#### EXERCISE MATERIAL:
"""

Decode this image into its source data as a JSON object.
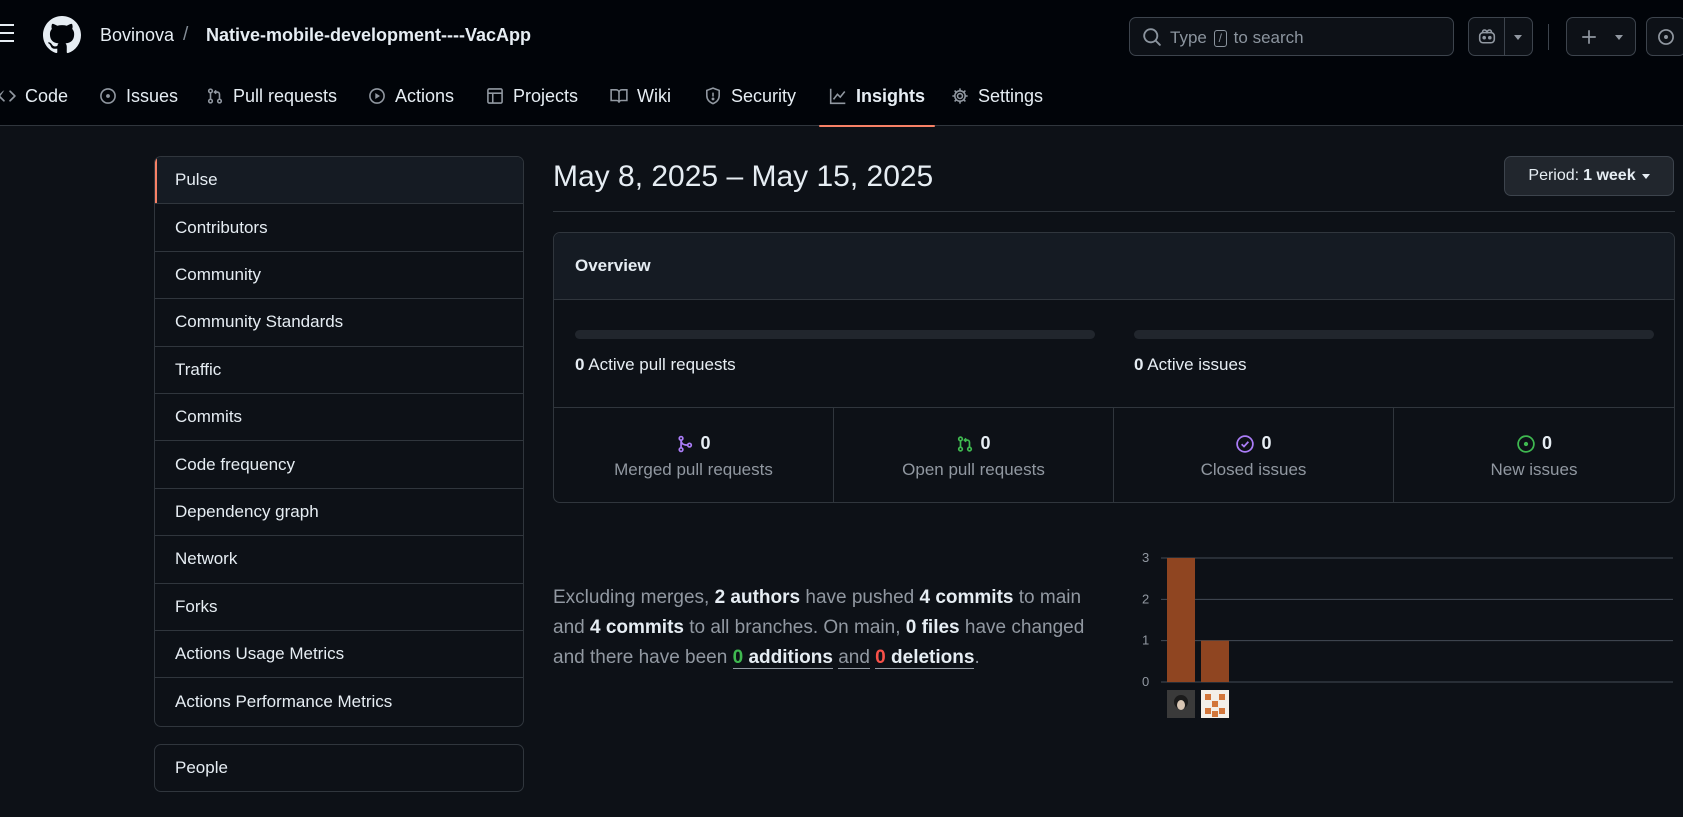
{
  "header": {
    "owner": "Bovinova",
    "separator": "/",
    "repo": "Native-mobile-development----VacApp",
    "search_prefix": "Type",
    "search_key": "/",
    "search_suffix": "to search"
  },
  "nav": {
    "code": "Code",
    "issues": "Issues",
    "pulls": "Pull requests",
    "actions": "Actions",
    "projects": "Projects",
    "wiki": "Wiki",
    "security": "Security",
    "insights": "Insights",
    "settings": "Settings"
  },
  "sidebar": {
    "items": [
      {
        "label": "Pulse"
      },
      {
        "label": "Contributors"
      },
      {
        "label": "Community"
      },
      {
        "label": "Community Standards"
      },
      {
        "label": "Traffic"
      },
      {
        "label": "Commits"
      },
      {
        "label": "Code frequency"
      },
      {
        "label": "Dependency graph"
      },
      {
        "label": "Network"
      },
      {
        "label": "Forks"
      },
      {
        "label": "Actions Usage Metrics"
      },
      {
        "label": "Actions Performance Metrics"
      }
    ],
    "people": "People"
  },
  "main": {
    "date_range": "May 8, 2025 – May 15, 2025",
    "period_label": "Period:",
    "period_value": "1 week",
    "overview_title": "Overview",
    "active_prs_count": "0",
    "active_prs_label": "Active pull requests",
    "active_issues_count": "0",
    "active_issues_label": "Active issues",
    "stats": {
      "merged": {
        "count": "0",
        "label": "Merged pull requests"
      },
      "open": {
        "count": "0",
        "label": "Open pull requests"
      },
      "closed": {
        "count": "0",
        "label": "Closed issues"
      },
      "new": {
        "count": "0",
        "label": "New issues"
      }
    }
  },
  "summary": {
    "p1": "Excluding merges,",
    "authors": "2 authors",
    "p2": "have pushed",
    "commits_main": "4 commits",
    "p3": "to main and",
    "commits_all": "4 commits",
    "p4": "to all branches. On main,",
    "files": "0 files",
    "p5": "have changed and there have been",
    "additions_num": "0",
    "additions_word": "additions",
    "p6": "and",
    "deletions_num": "0",
    "deletions_word": "deletions",
    "p7": "."
  },
  "colors": {
    "accent_underline": "#f78166",
    "bar": "#8f4521",
    "merged_icon": "#ab7df8",
    "open_icon": "#3fb950",
    "closed_icon": "#ab7df8",
    "new_icon": "#3fb950"
  },
  "chart_data": {
    "type": "bar",
    "categories": [
      "author-1",
      "author-2"
    ],
    "values": [
      3,
      1
    ],
    "title": "",
    "xlabel": "",
    "ylabel": "",
    "yticks": [
      "0",
      "1",
      "2",
      "3"
    ],
    "ylim": [
      0,
      3
    ],
    "grid": true
  }
}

"""

#### WRITTEN EXERCISE:
Look through the records above and report how many lines hold the word "requests", giving only the number.

#### RESPONSE TO THIS TASK:
4